Exercise requirements: Go through the listing and copy each line with the string "structured".

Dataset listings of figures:
=======

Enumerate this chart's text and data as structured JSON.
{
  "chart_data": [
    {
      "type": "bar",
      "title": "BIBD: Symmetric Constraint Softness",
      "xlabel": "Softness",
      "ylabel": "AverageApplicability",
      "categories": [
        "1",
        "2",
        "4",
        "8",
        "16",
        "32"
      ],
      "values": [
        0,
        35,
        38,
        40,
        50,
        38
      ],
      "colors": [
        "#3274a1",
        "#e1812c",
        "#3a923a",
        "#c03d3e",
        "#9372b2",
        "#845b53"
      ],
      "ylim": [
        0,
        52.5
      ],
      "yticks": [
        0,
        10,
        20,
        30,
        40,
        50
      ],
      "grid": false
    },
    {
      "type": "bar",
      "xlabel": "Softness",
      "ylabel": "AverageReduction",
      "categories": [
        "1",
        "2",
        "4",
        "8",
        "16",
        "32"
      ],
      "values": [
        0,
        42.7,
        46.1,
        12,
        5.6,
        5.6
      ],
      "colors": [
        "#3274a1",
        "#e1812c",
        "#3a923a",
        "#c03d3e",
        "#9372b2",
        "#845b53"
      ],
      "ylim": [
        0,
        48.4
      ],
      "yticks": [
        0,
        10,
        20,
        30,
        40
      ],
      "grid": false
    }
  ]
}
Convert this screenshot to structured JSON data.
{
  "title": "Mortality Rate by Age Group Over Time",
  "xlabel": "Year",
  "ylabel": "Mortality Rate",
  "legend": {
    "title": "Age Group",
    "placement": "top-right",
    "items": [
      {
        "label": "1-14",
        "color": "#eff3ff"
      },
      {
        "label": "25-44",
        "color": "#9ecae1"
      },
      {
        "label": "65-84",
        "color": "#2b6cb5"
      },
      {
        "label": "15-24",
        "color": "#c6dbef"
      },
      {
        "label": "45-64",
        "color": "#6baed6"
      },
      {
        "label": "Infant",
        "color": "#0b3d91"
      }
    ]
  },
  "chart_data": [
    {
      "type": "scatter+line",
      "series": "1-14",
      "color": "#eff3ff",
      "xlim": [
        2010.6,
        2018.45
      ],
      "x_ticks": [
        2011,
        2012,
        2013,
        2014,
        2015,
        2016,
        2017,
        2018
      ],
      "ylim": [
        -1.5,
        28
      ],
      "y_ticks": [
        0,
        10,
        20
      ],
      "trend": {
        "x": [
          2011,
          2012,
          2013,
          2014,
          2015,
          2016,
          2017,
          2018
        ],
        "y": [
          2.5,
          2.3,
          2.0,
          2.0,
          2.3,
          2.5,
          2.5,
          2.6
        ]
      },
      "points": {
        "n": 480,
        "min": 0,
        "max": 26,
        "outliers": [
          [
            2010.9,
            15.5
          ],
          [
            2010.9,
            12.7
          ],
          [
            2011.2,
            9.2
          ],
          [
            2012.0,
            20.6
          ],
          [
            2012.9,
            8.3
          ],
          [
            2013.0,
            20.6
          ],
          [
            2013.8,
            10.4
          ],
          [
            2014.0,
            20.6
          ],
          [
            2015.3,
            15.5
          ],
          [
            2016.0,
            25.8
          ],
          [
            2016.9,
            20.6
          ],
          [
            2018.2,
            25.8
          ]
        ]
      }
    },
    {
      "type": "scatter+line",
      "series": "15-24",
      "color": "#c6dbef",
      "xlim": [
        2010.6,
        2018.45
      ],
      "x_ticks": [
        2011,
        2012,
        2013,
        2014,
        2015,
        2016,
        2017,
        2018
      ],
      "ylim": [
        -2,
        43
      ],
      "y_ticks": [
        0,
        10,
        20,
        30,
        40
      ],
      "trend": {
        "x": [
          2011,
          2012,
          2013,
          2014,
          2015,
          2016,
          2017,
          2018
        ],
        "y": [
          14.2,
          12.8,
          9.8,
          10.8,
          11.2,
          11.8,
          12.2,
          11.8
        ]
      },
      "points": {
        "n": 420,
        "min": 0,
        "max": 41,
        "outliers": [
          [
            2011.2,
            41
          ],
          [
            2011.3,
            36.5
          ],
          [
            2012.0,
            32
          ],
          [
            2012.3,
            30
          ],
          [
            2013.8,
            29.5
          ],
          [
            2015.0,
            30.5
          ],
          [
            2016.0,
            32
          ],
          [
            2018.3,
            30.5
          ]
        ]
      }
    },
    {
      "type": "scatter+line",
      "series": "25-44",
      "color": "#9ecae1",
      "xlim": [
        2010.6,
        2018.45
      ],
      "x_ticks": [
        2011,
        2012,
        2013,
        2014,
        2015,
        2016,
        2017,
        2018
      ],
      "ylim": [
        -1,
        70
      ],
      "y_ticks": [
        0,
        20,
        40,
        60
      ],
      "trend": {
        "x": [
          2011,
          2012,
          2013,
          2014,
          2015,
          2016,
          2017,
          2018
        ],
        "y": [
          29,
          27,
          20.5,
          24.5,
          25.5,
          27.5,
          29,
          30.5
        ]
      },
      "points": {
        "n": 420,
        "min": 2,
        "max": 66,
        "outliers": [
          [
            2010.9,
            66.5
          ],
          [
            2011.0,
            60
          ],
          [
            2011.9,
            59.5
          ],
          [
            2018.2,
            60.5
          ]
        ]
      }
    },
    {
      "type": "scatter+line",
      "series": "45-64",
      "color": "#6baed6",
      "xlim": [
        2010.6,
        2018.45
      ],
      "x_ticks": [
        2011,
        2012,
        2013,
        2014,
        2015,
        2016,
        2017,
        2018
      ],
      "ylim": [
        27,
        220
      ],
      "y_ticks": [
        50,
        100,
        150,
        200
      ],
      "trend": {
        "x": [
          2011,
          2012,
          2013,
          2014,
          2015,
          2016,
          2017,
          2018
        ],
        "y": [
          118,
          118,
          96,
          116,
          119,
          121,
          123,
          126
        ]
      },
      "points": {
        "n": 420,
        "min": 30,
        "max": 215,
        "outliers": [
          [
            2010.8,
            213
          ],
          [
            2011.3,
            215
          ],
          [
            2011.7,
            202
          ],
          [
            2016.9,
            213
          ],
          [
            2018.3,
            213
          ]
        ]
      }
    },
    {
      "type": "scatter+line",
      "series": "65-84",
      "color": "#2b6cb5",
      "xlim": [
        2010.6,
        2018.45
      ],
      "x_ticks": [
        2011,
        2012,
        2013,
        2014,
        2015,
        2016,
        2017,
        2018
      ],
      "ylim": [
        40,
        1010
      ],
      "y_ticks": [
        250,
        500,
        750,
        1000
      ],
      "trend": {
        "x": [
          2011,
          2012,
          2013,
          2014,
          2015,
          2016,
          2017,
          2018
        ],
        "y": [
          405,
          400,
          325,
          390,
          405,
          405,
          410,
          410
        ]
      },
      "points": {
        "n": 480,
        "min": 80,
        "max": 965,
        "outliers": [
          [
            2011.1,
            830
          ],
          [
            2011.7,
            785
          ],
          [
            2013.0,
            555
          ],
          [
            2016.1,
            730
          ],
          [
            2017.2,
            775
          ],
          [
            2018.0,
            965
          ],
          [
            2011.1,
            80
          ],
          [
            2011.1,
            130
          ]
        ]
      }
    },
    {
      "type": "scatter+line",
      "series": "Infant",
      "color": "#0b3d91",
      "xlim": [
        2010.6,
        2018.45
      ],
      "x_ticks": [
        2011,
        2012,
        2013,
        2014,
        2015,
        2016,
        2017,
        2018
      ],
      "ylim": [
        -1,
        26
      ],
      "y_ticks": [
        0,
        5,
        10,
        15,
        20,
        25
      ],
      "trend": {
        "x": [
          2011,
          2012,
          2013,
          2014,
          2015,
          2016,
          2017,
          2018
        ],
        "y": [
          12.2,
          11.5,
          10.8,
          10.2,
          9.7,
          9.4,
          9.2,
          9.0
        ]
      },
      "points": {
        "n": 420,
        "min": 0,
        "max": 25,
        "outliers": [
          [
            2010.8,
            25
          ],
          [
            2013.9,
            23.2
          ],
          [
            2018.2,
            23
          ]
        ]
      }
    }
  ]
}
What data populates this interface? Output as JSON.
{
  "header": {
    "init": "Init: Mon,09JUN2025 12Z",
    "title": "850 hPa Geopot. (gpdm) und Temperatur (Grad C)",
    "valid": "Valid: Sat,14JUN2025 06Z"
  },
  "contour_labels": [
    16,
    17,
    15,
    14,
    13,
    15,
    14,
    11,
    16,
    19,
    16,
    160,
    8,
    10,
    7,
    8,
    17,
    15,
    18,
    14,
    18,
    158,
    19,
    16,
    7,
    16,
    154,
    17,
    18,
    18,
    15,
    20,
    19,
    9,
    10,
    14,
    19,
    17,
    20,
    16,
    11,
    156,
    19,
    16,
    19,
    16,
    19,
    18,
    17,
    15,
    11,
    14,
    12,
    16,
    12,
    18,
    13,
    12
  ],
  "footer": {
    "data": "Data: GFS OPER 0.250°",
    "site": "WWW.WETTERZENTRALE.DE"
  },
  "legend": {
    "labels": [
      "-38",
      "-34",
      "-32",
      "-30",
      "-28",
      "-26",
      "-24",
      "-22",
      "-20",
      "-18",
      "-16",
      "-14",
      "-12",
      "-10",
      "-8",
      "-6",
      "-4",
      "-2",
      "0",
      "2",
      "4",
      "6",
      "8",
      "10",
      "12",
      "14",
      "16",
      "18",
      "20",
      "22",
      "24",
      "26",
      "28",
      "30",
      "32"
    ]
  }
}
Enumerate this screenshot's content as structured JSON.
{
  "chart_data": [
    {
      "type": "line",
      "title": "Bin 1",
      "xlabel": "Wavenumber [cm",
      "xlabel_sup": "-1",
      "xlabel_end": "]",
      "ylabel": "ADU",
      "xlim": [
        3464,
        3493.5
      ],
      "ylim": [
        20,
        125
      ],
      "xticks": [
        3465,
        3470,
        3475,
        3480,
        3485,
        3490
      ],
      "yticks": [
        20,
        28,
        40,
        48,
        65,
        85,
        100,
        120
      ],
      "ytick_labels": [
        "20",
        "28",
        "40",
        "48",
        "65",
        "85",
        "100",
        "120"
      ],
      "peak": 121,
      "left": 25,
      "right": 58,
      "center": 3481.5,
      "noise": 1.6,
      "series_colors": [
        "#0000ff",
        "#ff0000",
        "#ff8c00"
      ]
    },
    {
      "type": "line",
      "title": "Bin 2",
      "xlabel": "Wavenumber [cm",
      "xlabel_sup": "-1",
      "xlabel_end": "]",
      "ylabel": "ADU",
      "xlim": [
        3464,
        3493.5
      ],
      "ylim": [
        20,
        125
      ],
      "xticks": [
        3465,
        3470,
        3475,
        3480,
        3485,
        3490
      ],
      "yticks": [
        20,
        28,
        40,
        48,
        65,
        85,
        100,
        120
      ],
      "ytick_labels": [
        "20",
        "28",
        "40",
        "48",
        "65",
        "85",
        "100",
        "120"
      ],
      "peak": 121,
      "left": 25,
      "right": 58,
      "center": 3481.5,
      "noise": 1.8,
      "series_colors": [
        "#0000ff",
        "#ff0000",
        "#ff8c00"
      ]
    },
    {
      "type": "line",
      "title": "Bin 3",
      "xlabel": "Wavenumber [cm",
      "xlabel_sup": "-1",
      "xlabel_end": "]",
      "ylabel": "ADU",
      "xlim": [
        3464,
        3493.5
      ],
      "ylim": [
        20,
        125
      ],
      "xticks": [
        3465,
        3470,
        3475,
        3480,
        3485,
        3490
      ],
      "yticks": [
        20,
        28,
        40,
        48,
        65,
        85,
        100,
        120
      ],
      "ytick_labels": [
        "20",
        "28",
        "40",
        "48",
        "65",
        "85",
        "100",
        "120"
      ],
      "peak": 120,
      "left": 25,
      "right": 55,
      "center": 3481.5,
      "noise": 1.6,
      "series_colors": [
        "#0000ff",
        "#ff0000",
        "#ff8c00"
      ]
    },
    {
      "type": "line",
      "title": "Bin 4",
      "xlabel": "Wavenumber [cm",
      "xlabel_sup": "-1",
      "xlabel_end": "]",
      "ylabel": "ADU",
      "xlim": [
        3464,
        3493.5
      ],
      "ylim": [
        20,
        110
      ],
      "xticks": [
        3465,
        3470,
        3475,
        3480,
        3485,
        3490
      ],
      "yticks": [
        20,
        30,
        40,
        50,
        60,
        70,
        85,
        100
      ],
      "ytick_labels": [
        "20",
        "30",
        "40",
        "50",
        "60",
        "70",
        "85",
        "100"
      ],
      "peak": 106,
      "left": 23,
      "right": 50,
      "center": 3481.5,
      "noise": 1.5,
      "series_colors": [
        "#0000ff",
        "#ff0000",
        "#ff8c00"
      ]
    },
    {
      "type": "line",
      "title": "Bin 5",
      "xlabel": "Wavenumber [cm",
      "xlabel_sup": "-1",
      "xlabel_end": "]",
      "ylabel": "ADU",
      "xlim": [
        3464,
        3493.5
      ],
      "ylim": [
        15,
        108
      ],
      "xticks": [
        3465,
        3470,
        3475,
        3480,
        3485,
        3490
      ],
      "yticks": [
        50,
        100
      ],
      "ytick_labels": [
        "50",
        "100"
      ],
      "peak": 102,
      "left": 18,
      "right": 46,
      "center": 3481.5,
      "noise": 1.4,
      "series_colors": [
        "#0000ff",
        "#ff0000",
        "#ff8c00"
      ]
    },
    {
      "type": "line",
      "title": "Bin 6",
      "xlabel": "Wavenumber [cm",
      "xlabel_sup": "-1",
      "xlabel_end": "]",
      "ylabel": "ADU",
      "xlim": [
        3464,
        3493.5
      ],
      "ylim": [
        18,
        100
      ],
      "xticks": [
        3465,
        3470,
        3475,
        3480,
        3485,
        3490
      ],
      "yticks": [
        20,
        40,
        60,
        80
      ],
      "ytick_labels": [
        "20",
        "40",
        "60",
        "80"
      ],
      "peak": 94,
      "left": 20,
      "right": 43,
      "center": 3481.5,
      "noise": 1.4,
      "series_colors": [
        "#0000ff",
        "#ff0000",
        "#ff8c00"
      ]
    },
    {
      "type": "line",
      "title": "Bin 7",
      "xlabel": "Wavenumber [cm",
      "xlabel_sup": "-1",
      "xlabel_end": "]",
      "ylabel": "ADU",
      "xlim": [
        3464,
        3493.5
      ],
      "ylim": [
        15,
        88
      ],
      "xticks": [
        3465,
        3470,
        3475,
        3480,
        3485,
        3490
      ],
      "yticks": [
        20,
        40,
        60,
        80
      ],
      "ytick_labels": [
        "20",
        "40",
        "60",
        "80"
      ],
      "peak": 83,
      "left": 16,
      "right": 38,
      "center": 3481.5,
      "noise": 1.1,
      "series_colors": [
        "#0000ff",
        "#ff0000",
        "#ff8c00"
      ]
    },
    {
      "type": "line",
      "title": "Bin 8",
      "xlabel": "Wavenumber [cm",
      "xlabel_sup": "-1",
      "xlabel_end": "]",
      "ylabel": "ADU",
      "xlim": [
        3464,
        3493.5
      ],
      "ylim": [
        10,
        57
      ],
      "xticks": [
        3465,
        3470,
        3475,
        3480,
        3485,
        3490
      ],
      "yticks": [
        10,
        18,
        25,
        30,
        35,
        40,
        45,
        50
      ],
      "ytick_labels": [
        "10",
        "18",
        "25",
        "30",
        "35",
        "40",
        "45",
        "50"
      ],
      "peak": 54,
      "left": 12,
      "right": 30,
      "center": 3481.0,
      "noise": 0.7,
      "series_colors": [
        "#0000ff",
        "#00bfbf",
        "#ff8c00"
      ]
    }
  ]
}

=======

Reply to the exercise:
Enumerate this chart's text and data as structured JSON.
Convert this screenshot to structured JSON data.
Enumerate this screenshot's content as structured JSON.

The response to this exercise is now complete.